Stored items:

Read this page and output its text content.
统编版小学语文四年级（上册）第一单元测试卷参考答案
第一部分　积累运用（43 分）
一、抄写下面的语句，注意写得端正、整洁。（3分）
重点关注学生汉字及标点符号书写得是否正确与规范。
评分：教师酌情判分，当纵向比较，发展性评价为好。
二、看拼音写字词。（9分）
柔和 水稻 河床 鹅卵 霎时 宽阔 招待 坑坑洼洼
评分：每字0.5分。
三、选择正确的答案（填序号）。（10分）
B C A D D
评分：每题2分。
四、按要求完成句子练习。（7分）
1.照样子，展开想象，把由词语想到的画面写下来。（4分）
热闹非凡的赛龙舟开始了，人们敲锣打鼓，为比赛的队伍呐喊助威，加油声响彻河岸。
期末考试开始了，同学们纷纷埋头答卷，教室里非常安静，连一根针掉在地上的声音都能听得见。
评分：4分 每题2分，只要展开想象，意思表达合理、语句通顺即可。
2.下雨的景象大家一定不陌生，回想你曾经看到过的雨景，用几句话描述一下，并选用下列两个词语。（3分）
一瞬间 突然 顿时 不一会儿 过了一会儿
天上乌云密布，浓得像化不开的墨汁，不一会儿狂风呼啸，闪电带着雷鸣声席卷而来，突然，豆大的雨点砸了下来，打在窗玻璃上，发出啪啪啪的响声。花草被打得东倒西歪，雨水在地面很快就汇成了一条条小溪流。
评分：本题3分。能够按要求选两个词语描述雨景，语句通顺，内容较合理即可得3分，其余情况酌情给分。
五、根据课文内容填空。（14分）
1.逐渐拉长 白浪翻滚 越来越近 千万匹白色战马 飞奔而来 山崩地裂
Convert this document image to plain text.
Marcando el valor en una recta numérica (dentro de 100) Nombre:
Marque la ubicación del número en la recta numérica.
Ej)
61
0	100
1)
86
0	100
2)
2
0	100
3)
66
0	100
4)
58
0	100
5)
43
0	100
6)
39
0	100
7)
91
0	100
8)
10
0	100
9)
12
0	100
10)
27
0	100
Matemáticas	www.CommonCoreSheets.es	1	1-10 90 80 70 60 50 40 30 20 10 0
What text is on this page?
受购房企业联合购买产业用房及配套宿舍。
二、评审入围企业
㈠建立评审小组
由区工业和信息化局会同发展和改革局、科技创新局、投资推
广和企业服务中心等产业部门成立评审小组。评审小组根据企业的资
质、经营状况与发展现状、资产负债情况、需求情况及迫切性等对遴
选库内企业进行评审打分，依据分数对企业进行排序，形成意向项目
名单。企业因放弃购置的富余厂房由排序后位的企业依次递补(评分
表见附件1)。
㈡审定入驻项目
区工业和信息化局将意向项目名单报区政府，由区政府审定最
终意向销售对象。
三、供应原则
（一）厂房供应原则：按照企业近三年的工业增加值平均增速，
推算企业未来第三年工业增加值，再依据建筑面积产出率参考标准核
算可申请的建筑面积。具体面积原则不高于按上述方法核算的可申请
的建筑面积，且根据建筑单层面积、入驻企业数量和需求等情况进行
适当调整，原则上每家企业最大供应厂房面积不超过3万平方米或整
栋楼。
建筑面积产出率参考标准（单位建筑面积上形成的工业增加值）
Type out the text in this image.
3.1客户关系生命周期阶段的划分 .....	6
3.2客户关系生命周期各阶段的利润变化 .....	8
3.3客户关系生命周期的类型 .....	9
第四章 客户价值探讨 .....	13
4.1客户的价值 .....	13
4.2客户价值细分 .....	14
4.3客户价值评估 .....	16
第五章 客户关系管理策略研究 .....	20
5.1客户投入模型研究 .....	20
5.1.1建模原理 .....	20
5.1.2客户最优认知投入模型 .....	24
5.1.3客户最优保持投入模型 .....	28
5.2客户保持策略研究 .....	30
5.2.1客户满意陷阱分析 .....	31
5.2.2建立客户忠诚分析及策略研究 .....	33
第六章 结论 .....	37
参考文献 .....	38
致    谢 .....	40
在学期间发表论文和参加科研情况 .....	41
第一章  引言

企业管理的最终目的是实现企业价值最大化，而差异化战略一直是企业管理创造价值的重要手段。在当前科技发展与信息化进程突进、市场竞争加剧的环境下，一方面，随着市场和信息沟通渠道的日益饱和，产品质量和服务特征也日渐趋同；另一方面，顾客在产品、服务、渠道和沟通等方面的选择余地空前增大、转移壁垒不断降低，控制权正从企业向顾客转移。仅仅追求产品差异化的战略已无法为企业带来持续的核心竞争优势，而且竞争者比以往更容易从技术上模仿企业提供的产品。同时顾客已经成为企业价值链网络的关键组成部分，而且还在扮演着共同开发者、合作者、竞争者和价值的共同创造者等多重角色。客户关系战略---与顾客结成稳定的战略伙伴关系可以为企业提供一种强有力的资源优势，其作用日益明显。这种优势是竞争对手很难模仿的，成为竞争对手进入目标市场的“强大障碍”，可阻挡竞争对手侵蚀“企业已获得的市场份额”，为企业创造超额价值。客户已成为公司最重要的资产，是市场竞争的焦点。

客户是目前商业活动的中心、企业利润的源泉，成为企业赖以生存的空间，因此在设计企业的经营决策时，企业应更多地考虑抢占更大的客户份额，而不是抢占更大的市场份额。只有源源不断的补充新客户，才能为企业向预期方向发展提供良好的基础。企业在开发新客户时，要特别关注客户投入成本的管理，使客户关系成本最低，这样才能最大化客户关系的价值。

WHAT YOU SHOULD DO ->
Each line that holds the word "numérica" should be extracted from the records.

SOLUTION FOR THIS PROBLEM ->
Marcando el valor en una recta numérica (dentro de 100) Nombre:
Marque la ubicación del número en la recta numérica.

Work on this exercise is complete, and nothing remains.